▶ **Task instructions**
Give back the full listing verbatim, apart from its images.
****************************************
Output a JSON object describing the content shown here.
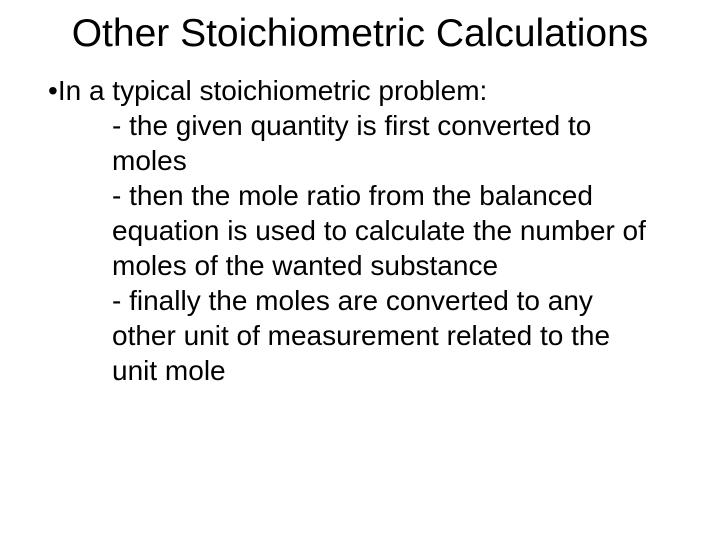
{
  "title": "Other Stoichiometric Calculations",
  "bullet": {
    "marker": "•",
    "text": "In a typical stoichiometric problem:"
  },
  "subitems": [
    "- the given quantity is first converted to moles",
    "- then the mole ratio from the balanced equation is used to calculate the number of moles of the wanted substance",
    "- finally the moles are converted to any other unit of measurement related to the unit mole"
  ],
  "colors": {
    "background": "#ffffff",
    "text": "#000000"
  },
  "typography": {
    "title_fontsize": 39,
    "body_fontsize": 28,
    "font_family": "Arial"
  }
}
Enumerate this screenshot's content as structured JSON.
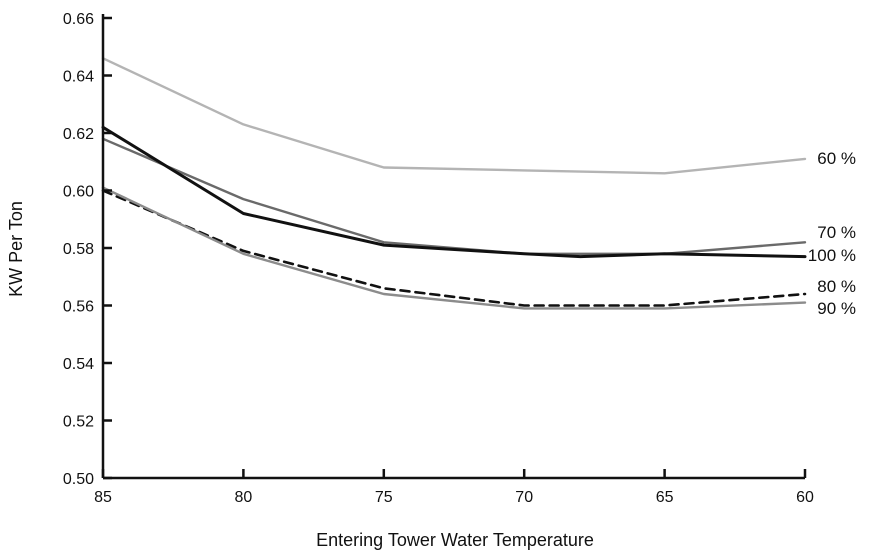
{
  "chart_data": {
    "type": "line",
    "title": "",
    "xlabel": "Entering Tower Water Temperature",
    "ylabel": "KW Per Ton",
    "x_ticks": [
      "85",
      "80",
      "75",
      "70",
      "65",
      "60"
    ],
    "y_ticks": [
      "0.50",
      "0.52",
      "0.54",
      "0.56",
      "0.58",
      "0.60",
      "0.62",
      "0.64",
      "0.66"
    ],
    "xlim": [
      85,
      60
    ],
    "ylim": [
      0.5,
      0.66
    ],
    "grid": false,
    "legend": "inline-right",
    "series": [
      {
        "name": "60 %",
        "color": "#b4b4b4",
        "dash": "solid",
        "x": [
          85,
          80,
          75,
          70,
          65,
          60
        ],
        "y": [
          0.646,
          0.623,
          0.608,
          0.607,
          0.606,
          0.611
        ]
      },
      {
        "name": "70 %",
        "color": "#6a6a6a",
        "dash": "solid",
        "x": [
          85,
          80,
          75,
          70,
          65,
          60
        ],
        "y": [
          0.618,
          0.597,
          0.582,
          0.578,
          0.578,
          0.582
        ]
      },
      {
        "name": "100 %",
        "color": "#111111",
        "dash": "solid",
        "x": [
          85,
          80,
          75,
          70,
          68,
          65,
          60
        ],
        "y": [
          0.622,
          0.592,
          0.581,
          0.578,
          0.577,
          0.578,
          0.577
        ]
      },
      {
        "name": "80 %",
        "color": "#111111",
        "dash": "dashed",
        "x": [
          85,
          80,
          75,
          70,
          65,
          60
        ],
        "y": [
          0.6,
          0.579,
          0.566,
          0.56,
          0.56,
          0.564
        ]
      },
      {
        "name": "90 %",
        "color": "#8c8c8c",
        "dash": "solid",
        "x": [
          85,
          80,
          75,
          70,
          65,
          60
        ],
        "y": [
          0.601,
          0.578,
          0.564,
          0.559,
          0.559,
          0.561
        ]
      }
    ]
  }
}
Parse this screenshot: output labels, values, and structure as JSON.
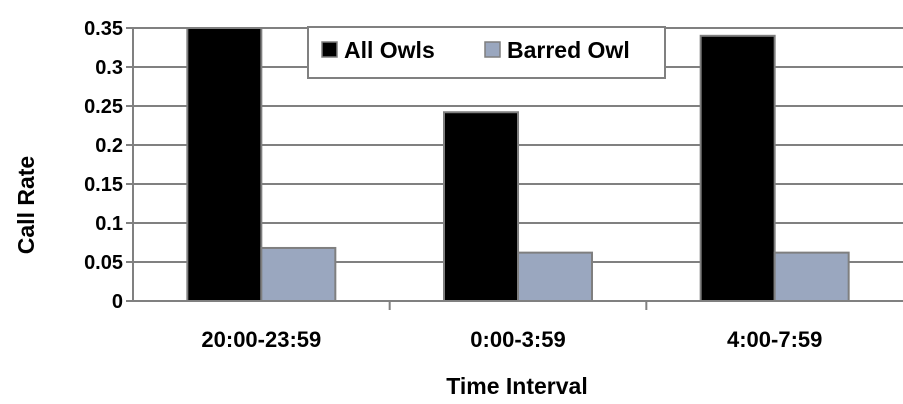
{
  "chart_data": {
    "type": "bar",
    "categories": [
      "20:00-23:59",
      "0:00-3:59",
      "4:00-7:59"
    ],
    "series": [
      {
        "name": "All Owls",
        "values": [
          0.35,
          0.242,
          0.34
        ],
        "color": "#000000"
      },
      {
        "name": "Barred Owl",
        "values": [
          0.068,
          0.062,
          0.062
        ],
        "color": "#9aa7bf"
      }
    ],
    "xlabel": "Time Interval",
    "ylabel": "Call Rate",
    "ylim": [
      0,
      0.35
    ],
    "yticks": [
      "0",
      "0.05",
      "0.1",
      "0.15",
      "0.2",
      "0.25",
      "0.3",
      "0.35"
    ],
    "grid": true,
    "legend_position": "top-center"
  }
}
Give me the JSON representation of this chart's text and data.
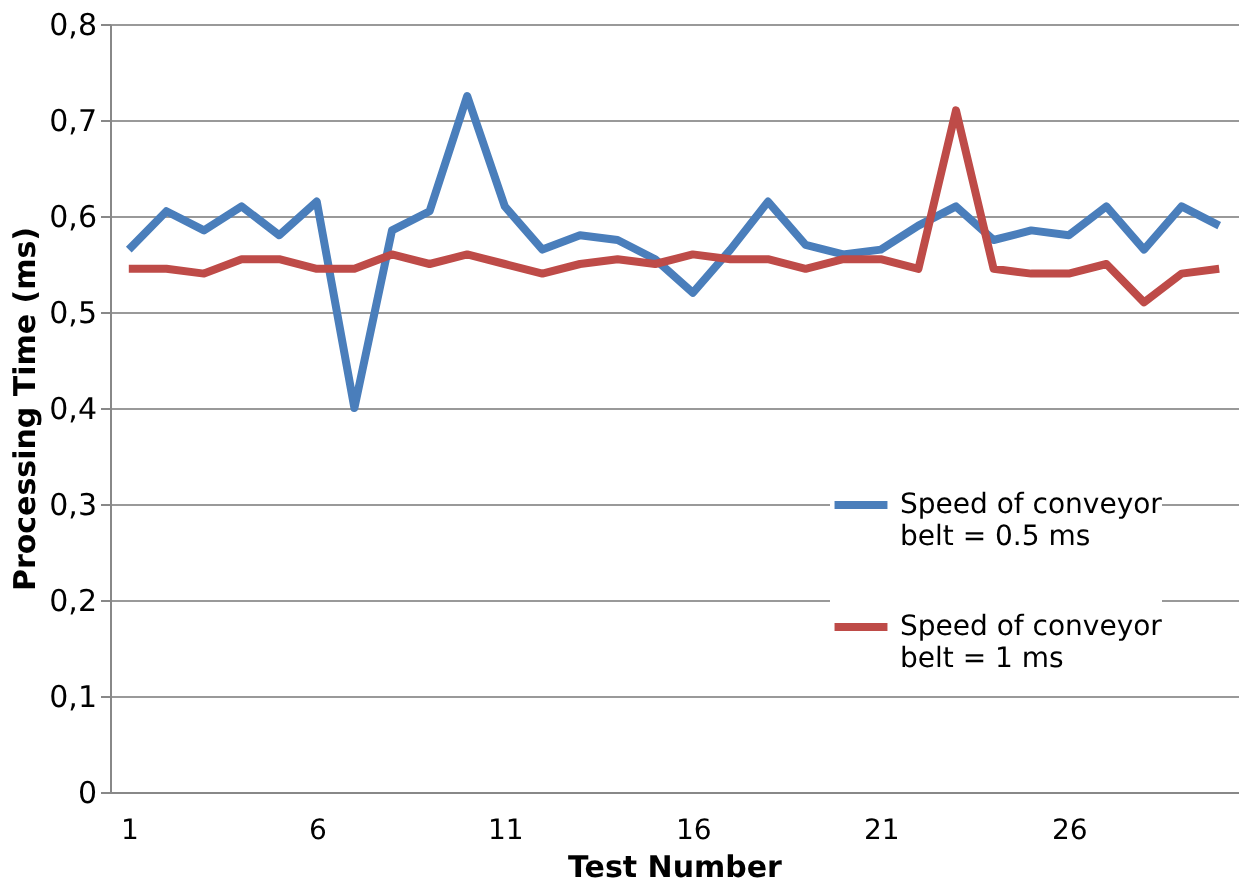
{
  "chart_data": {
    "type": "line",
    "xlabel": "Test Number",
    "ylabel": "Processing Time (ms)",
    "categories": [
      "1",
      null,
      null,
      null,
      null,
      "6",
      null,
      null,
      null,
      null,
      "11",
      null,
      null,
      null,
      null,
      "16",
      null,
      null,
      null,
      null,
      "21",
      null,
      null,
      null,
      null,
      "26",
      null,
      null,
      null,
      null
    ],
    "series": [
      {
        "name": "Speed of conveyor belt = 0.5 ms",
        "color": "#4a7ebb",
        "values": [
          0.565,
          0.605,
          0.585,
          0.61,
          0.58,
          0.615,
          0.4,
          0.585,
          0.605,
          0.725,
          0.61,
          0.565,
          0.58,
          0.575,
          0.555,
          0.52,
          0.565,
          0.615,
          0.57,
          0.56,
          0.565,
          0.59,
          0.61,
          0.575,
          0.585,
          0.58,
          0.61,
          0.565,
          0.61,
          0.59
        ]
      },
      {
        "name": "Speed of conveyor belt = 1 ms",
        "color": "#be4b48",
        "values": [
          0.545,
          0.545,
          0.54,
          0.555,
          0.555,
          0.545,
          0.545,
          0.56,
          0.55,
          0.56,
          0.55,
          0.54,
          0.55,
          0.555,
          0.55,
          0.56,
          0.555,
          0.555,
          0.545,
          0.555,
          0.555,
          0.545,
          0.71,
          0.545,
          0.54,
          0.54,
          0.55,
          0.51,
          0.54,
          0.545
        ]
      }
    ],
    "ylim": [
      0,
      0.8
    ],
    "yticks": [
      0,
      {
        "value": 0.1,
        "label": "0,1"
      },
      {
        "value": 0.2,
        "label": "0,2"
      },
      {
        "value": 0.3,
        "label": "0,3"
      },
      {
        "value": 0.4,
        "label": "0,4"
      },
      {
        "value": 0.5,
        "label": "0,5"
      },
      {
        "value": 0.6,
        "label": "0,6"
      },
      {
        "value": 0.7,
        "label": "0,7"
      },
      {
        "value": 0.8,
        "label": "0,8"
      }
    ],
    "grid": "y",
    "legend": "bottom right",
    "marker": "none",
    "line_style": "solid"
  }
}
****************************************
▶ **Solution**
Output a JSON object describing the content shown here.
{
  "title": "Other Stoichiometric Calculations",
  "bullet": {
    "marker": "•",
    "text": "In a typical stoichiometric problem:"
  },
  "subitems": [
    "- the given quantity is first converted to moles",
    "- then the mole ratio from the balanced equation is used to calculate the number of moles of the wanted substance",
    "- finally the moles are converted to any other unit of measurement related to the unit mole"
  ],
  "colors": {
    "background": "#ffffff",
    "text": "#000000"
  },
  "typography": {
    "title_fontsize": 39,
    "body_fontsize": 28,
    "font_family": "Arial"
  }
}
Enumerate this screenshot's content as structured JSON.
{
  "chart_data": {
    "type": "line",
    "title": "",
    "xlabel": "Entering Tower Water Temperature",
    "ylabel": "KW Per Ton",
    "x_ticks": [
      "85",
      "80",
      "75",
      "70",
      "65",
      "60"
    ],
    "y_ticks": [
      "0.50",
      "0.52",
      "0.54",
      "0.56",
      "0.58",
      "0.60",
      "0.62",
      "0.64",
      "0.66"
    ],
    "xlim": [
      85,
      60
    ],
    "ylim": [
      0.5,
      0.66
    ],
    "grid": false,
    "legend": "inline-right",
    "series": [
      {
        "name": "60 %",
        "color": "#b4b4b4",
        "dash": "solid",
        "x": [
          85,
          80,
          75,
          70,
          65,
          60
        ],
        "y": [
          0.646,
          0.623,
          0.608,
          0.607,
          0.606,
          0.611
        ]
      },
      {
        "name": "70 %",
        "color": "#6a6a6a",
        "dash": "solid",
        "x": [
          85,
          80,
          75,
          70,
          65,
          60
        ],
        "y": [
          0.618,
          0.597,
          0.582,
          0.578,
          0.578,
          0.582
        ]
      },
      {
        "name": "100 %",
        "color": "#111111",
        "dash": "solid",
        "x": [
          85,
          80,
          75,
          70,
          68,
          65,
          60
        ],
        "y": [
          0.622,
          0.592,
          0.581,
          0.578,
          0.577,
          0.578,
          0.577
        ]
      },
      {
        "name": "80 %",
        "color": "#111111",
        "dash": "dashed",
        "x": [
          85,
          80,
          75,
          70,
          65,
          60
        ],
        "y": [
          0.6,
          0.579,
          0.566,
          0.56,
          0.56,
          0.564
        ]
      },
      {
        "name": "90 %",
        "color": "#8c8c8c",
        "dash": "solid",
        "x": [
          85,
          80,
          75,
          70,
          65,
          60
        ],
        "y": [
          0.601,
          0.578,
          0.564,
          0.559,
          0.559,
          0.561
        ]
      }
    ]
  }
}
Parse this screenshot: output labels, values, and structure as JSON.
{
  "chart_data": {
    "type": "bar",
    "categories": [
      "20:00-23:59",
      "0:00-3:59",
      "4:00-7:59"
    ],
    "series": [
      {
        "name": "All Owls",
        "values": [
          0.35,
          0.242,
          0.34
        ],
        "color": "#000000"
      },
      {
        "name": "Barred Owl",
        "values": [
          0.068,
          0.062,
          0.062
        ],
        "color": "#9aa7bf"
      }
    ],
    "xlabel": "Time Interval",
    "ylabel": "Call Rate",
    "ylim": [
      0,
      0.35
    ],
    "yticks": [
      "0",
      "0.05",
      "0.1",
      "0.15",
      "0.2",
      "0.25",
      "0.3",
      "0.35"
    ],
    "grid": true,
    "legend_position": "top-center"
  }
}
Give me the JSON representation of this chart's text and data.
{
  "chart_data": {
    "type": "line",
    "xlabel": "Test Number",
    "ylabel": "Processing Time (ms)",
    "categories": [
      "1",
      null,
      null,
      null,
      null,
      "6",
      null,
      null,
      null,
      null,
      "11",
      null,
      null,
      null,
      null,
      "16",
      null,
      null,
      null,
      null,
      "21",
      null,
      null,
      null,
      null,
      "26",
      null,
      null,
      null,
      null
    ],
    "series": [
      {
        "name": "Speed of conveyor belt = 0.5 ms",
        "color": "#4a7ebb",
        "values": [
          0.565,
          0.605,
          0.585,
          0.61,
          0.58,
          0.615,
          0.4,
          0.585,
          0.605,
          0.725,
          0.61,
          0.565,
          0.58,
          0.575,
          0.555,
          0.52,
          0.565,
          0.615,
          0.57,
          0.56,
          0.565,
          0.59,
          0.61,
          0.575,
          0.585,
          0.58,
          0.61,
          0.565,
          0.61,
          0.59
        ]
      },
      {
        "name": "Speed of conveyor belt = 1 ms",
        "color": "#be4b48",
        "values": [
          0.545,
          0.545,
          0.54,
          0.555,
          0.555,
          0.545,
          0.545,
          0.56,
          0.55,
          0.56,
          0.55,
          0.54,
          0.55,
          0.555,
          0.55,
          0.56,
          0.555,
          0.555,
          0.545,
          0.555,
          0.555,
          0.545,
          0.71,
          0.545,
          0.54,
          0.54,
          0.55,
          0.51,
          0.54,
          0.545
        ]
      }
    ],
    "ylim": [
      0,
      0.8
    ],
    "yticks": [
      0,
      {
        "value": 0.1,
        "label": "0,1"
      },
      {
        "value": 0.2,
        "label": "0,2"
      },
      {
        "value": 0.3,
        "label": "0,3"
      },
      {
        "value": 0.4,
        "label": "0,4"
      },
      {
        "value": 0.5,
        "label": "0,5"
      },
      {
        "value": 0.6,
        "label": "0,6"
      },
      {
        "value": 0.7,
        "label": "0,7"
      },
      {
        "value": 0.8,
        "label": "0,8"
      }
    ],
    "grid": "y",
    "legend": "bottom right",
    "marker": "none",
    "line_style": "solid"
  }
}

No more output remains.